**Given request**
Go through the material below and count the lines with the string "Type"; the number is the whole answer.

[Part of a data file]

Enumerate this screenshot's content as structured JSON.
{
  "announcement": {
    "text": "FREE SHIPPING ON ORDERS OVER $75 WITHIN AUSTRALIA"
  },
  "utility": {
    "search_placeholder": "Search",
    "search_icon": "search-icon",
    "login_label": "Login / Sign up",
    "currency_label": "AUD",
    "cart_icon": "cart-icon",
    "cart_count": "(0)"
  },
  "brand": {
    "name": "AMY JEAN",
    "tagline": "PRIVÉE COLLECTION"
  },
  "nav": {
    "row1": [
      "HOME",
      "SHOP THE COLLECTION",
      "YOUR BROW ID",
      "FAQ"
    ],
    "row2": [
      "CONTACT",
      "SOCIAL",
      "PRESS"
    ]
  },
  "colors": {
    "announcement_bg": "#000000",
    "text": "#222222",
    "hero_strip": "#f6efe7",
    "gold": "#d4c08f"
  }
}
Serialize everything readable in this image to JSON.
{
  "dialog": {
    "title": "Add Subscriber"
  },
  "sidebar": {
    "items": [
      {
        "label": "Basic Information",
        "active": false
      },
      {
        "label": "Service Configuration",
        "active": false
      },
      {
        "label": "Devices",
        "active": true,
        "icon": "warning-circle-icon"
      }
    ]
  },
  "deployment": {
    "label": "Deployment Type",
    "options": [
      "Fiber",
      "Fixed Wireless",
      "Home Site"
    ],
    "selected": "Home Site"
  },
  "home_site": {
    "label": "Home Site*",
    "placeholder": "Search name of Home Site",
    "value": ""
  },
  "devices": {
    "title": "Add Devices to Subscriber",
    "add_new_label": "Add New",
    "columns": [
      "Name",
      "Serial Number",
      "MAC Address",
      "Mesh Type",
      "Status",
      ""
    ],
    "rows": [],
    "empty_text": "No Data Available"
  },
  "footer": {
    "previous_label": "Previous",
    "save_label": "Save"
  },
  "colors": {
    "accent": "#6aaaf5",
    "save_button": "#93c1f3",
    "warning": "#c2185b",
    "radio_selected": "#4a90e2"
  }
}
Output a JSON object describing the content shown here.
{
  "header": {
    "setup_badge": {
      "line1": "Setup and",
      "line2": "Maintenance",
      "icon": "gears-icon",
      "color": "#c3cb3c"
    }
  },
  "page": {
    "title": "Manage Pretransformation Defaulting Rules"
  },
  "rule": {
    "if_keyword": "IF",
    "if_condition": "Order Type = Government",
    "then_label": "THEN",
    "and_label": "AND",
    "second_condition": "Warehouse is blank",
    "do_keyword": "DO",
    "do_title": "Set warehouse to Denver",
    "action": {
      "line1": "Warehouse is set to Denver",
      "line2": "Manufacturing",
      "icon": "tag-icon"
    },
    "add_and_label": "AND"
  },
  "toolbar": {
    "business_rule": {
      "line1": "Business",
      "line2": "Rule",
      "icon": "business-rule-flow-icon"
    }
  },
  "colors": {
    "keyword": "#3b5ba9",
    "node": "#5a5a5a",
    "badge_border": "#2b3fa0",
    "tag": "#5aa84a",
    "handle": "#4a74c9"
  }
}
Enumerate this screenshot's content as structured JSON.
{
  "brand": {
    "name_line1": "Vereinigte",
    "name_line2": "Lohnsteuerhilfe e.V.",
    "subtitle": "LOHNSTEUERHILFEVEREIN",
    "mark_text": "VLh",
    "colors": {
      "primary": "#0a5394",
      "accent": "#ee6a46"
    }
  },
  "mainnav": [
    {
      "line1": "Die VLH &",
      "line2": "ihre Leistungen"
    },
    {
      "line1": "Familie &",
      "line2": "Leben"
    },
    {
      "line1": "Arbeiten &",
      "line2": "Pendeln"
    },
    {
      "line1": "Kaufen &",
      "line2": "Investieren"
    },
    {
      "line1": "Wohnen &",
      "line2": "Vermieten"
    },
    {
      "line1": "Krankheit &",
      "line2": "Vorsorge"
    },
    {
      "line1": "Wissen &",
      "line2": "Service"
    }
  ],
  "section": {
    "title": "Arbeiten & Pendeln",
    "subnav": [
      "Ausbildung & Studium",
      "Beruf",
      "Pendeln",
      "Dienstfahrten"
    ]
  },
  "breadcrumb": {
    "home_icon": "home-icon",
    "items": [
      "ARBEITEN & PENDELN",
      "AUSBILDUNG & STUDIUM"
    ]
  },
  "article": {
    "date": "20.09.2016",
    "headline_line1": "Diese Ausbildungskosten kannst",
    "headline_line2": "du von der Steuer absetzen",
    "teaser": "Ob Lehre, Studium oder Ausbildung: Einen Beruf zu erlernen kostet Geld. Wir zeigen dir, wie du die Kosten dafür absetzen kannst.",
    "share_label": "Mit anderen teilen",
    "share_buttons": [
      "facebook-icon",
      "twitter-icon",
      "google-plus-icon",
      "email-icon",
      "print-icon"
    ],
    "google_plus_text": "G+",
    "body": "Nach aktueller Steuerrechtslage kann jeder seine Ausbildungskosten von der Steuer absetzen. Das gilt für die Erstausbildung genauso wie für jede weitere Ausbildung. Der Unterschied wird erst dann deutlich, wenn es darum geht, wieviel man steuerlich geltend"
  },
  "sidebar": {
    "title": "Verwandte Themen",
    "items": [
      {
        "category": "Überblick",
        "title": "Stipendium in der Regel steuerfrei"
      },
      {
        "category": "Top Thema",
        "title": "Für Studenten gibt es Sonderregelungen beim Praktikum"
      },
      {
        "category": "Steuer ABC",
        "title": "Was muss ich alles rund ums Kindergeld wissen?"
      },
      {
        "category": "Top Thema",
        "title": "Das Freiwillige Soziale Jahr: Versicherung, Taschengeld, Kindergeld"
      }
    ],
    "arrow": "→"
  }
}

**Exercise answer**
3